RECORD EXTRACTS:
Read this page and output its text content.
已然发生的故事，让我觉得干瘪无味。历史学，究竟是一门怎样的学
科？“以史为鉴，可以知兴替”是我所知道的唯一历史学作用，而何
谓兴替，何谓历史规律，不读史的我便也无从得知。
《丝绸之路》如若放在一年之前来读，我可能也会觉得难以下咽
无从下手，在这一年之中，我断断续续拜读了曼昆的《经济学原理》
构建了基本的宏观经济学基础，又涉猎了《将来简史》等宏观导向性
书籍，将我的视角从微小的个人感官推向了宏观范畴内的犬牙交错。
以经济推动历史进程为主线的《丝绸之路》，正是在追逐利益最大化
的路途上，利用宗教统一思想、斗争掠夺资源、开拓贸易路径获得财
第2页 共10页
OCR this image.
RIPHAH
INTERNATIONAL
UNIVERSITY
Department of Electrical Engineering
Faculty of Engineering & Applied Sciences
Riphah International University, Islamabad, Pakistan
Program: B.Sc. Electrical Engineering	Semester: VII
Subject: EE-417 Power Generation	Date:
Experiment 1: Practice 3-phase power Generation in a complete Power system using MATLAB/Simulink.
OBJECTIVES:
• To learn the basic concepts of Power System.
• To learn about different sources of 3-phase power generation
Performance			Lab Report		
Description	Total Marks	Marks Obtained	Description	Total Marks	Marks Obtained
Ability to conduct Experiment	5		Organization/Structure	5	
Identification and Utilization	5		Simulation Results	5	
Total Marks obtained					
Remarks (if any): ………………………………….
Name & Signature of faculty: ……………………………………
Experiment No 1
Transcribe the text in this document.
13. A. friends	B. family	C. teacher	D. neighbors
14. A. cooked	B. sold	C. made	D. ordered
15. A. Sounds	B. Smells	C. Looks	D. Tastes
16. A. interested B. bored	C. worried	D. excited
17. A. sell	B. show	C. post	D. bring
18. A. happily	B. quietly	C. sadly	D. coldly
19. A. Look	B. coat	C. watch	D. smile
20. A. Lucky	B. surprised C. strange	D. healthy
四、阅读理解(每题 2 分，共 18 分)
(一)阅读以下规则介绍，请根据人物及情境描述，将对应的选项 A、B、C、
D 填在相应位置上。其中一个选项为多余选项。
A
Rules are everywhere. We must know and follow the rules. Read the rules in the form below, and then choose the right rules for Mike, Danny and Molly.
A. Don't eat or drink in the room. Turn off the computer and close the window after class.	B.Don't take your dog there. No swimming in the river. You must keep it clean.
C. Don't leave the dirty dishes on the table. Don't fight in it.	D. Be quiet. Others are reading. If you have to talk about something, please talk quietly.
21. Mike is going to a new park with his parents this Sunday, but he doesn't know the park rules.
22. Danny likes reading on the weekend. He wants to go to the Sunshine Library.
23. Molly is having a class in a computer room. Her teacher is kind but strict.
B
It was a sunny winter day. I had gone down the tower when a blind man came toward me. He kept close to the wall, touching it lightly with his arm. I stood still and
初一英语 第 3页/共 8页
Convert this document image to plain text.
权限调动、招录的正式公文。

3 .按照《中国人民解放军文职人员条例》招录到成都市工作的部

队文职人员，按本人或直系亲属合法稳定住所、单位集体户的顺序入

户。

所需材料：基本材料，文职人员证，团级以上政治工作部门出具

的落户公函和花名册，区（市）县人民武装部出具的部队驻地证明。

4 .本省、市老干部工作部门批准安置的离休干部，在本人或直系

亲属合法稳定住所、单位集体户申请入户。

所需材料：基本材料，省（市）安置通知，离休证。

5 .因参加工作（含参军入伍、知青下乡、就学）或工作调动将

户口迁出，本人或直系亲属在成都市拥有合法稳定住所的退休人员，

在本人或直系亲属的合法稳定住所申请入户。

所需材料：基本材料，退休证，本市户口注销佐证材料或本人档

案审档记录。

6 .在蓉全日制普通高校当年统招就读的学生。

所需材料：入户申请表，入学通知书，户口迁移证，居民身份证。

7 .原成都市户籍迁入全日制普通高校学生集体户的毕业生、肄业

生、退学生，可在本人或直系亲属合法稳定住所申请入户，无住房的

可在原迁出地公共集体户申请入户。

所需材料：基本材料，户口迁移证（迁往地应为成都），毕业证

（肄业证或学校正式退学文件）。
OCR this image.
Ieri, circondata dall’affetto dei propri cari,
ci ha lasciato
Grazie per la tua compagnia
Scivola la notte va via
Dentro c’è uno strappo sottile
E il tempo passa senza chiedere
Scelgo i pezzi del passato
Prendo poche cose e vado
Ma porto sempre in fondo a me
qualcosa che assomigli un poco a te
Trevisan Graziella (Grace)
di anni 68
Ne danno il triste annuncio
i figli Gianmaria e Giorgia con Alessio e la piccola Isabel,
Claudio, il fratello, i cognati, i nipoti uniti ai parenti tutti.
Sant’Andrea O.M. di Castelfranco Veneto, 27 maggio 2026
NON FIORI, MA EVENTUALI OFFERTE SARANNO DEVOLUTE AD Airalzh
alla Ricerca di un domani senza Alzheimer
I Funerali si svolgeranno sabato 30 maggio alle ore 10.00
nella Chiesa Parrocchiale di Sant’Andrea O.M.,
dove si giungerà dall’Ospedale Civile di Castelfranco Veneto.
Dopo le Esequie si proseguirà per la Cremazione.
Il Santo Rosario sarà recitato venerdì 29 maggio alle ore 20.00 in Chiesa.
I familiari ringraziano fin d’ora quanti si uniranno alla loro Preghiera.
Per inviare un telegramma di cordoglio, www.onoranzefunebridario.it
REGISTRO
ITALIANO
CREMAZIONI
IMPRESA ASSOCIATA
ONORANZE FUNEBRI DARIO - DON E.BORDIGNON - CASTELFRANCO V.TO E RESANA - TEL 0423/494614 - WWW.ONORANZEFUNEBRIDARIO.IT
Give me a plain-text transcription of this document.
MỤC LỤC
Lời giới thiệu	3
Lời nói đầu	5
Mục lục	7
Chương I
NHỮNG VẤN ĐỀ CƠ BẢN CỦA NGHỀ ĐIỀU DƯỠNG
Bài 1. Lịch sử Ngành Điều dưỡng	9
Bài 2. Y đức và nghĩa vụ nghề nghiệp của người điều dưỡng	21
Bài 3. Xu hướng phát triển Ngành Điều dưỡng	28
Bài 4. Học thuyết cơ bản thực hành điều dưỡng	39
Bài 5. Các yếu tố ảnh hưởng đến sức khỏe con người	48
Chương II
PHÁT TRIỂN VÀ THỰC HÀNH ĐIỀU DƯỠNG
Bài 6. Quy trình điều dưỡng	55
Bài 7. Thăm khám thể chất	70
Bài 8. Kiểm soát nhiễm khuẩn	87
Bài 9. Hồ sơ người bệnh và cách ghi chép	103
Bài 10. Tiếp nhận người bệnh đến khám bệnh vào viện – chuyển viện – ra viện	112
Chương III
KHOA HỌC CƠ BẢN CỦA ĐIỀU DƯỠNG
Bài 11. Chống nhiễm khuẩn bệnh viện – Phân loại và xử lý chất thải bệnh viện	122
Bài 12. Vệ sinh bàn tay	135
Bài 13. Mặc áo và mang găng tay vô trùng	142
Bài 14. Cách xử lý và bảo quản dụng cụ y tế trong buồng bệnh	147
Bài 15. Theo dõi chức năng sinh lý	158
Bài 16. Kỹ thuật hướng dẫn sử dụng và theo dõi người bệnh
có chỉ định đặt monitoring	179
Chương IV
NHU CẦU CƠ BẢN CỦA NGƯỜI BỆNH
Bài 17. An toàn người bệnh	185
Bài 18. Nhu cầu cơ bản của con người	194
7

TASK GOAL: Copy each record from above exactly, and include every line.

OUTPUT FOR THIS TASK:
Read this page and output its text content.
已然发生的故事，让我觉得干瘪无味。历史学，究竟是一门怎样的学
科？“以史为鉴，可以知兴替”是我所知道的唯一历史学作用，而何
谓兴替，何谓历史规律，不读史的我便也无从得知。
《丝绸之路》如若放在一年之前来读，我可能也会觉得难以下咽
无从下手，在这一年之中，我断断续续拜读了曼昆的《经济学原理》
构建了基本的宏观经济学基础，又涉猎了《将来简史》等宏观导向性
书籍，将我的视角从微小的个人感官推向了宏观范畴内的犬牙交错。
以经济推动历史进程为主线的《丝绸之路》，正是在追逐利益最大化
的路途上，利用宗教统一思想、斗争掠夺资源、开拓贸易路径获得财
第2页 共10页
OCR this image.
RIPHAH
INTERNATIONAL
UNIVERSITY
Department of Electrical Engineering
Faculty of Engineering & Applied Sciences
Riphah International University, Islamabad, Pakistan
Program: B.Sc. Electrical Engineering	Semester: VII
Subject: EE-417 Power Generation	Date:
Experiment 1: Practice 3-phase power Generation in a complete Power system using MATLAB/Simulink.
OBJECTIVES:
• To learn the basic concepts of Power System.
• To learn about different sources of 3-phase power generation
Performance			Lab Report		
Description	Total Marks	Marks Obtained	Description	Total Marks	Marks Obtained
Ability to conduct Experiment	5		Organization/Structure	5	
Identification and Utilization	5		Simulation Results	5	
Total Marks obtained					
Remarks (if any): ………………………………….
Name & Signature of faculty: ……………………………………
Experiment No 1
Transcribe the text in this document.
13. A. friends	B. family	C. teacher	D. neighbors
14. A. cooked	B. sold	C. made	D. ordered
15. A. Sounds	B. Smells	C. Looks	D. Tastes
16. A. interested B. bored	C. worried	D. excited
17. A. sell	B. show	C. post	D. bring
18. A. happily	B. quietly	C. sadly	D. coldly
19. A. Look	B. coat	C. watch	D. smile
20. A. Lucky	B. surprised C. strange	D. healthy
四、阅读理解(每题 2 分，共 18 分)
(一)阅读以下规则介绍，请根据人物及情境描述，将对应的选项 A、B、C、
D 填在相应位置上。其中一个选项为多余选项。
A
Rules are everywhere. We must know and follow the rules. Read the rules in the form below, and then choose the right rules for Mike, Danny and Molly.
A. Don't eat or drink in the room. Turn off the computer and close the window after class.	B.Don't take your dog there. No swimming in the river. You must keep it clean.
C. Don't leave the dirty dishes on the table. Don't fight in it.	D. Be quiet. Others are reading. If you have to talk about something, please talk quietly.
21. Mike is going to a new park with his parents this Sunday, but he doesn't know the park rules.
22. Danny likes reading on the weekend. He wants to go to the Sunshine Library.
23. Molly is having a class in a computer room. Her teacher is kind but strict.
B
It was a sunny winter day. I had gone down the tower when a blind man came toward me. He kept close to the wall, touching it lightly with his arm. I stood still and
初一英语 第 3页/共 8页
Convert this document image to plain text.
权限调动、招录的正式公文。

3 .按照《中国人民解放军文职人员条例》招录到成都市工作的部

队文职人员，按本人或直系亲属合法稳定住所、单位集体户的顺序入

户。

所需材料：基本材料，文职人员证，团级以上政治工作部门出具

的落户公函和花名册，区（市）县人民武装部出具的部队驻地证明。

4 .本省、市老干部工作部门批准安置的离休干部，在本人或直系

亲属合法稳定住所、单位集体户申请入户。

所需材料：基本材料，省（市）安置通知，离休证。

5 .因参加工作（含参军入伍、知青下乡、就学）或工作调动将

户口迁出，本人或直系亲属在成都市拥有合法稳定住所的退休人员，

在本人或直系亲属的合法稳定住所申请入户。

所需材料：基本材料，退休证，本市户口注销佐证材料或本人档

案审档记录。

6 .在蓉全日制普通高校当年统招就读的学生。

所需材料：入户申请表，入学通知书，户口迁移证，居民身份证。

7 .原成都市户籍迁入全日制普通高校学生集体户的毕业生、肄业

生、退学生，可在本人或直系亲属合法稳定住所申请入户，无住房的

可在原迁出地公共集体户申请入户。

所需材料：基本材料，户口迁移证（迁往地应为成都），毕业证

（肄业证或学校正式退学文件）。
OCR this image.
Ieri, circondata dall’affetto dei propri cari,
ci ha lasciato
Grazie per la tua compagnia
Scivola la notte va via
Dentro c’è uno strappo sottile
E il tempo passa senza chiedere
Scelgo i pezzi del passato
Prendo poche cose e vado
Ma porto sempre in fondo a me
qualcosa che assomigli un poco a te
Trevisan Graziella (Grace)
di anni 68
Ne danno il triste annuncio
i figli Gianmaria e Giorgia con Alessio e la piccola Isabel,
Claudio, il fratello, i cognati, i nipoti uniti ai parenti tutti.
Sant’Andrea O.M. di Castelfranco Veneto, 27 maggio 2026
NON FIORI, MA EVENTUALI OFFERTE SARANNO DEVOLUTE AD Airalzh
alla Ricerca di un domani senza Alzheimer
I Funerali si svolgeranno sabato 30 maggio alle ore 10.00
nella Chiesa Parrocchiale di Sant’Andrea O.M.,
dove si giungerà dall’Ospedale Civile di Castelfranco Veneto.
Dopo le Esequie si proseguirà per la Cremazione.
Il Santo Rosario sarà recitato venerdì 29 maggio alle ore 20.00 in Chiesa.
I familiari ringraziano fin d’ora quanti si uniranno alla loro Preghiera.
Per inviare un telegramma di cordoglio, www.onoranzefunebridario.it
REGISTRO
ITALIANO
CREMAZIONI
IMPRESA ASSOCIATA
ONORANZE FUNEBRI DARIO - DON E.BORDIGNON - CASTELFRANCO V.TO E RESANA - TEL 0423/494614 - WWW.ONORANZEFUNEBRIDARIO.IT
Give me a plain-text transcription of this document.
MỤC LỤC
Lời giới thiệu	3
Lời nói đầu	5
Mục lục	7
Chương I
NHỮNG VẤN ĐỀ CƠ BẢN CỦA NGHỀ ĐIỀU DƯỠNG
Bài 1. Lịch sử Ngành Điều dưỡng	9
Bài 2. Y đức và nghĩa vụ nghề nghiệp của người điều dưỡng	21
Bài 3. Xu hướng phát triển Ngành Điều dưỡng	28
Bài 4. Học thuyết cơ bản thực hành điều dưỡng	39
Bài 5. Các yếu tố ảnh hưởng đến sức khỏe con người	48
Chương II
PHÁT TRIỂN VÀ THỰC HÀNH ĐIỀU DƯỠNG
Bài 6. Quy trình điều dưỡng	55
Bài 7. Thăm khám thể chất	70
Bài 8. Kiểm soát nhiễm khuẩn	87
Bài 9. Hồ sơ người bệnh và cách ghi chép	103
Bài 10. Tiếp nhận người bệnh đến khám bệnh vào viện – chuyển viện – ra viện	112
Chương III
KHOA HỌC CƠ BẢN CỦA ĐIỀU DƯỠNG
Bài 11. Chống nhiễm khuẩn bệnh viện – Phân loại và xử lý chất thải bệnh viện	122
Bài 12. Vệ sinh bàn tay	135
Bài 13. Mặc áo và mang găng tay vô trùng	142
Bài 14. Cách xử lý và bảo quản dụng cụ y tế trong buồng bệnh	147
Bài 15. Theo dõi chức năng sinh lý	158
Bài 16. Kỹ thuật hướng dẫn sử dụng và theo dõi người bệnh
có chỉ định đặt monitoring	179
Chương IV
NHU CẦU CƠ BẢN CỦA NGƯỜI BỆNH
Bài 17. An toàn người bệnh	185
Bài 18. Nhu cầu cơ bản của con người	194
7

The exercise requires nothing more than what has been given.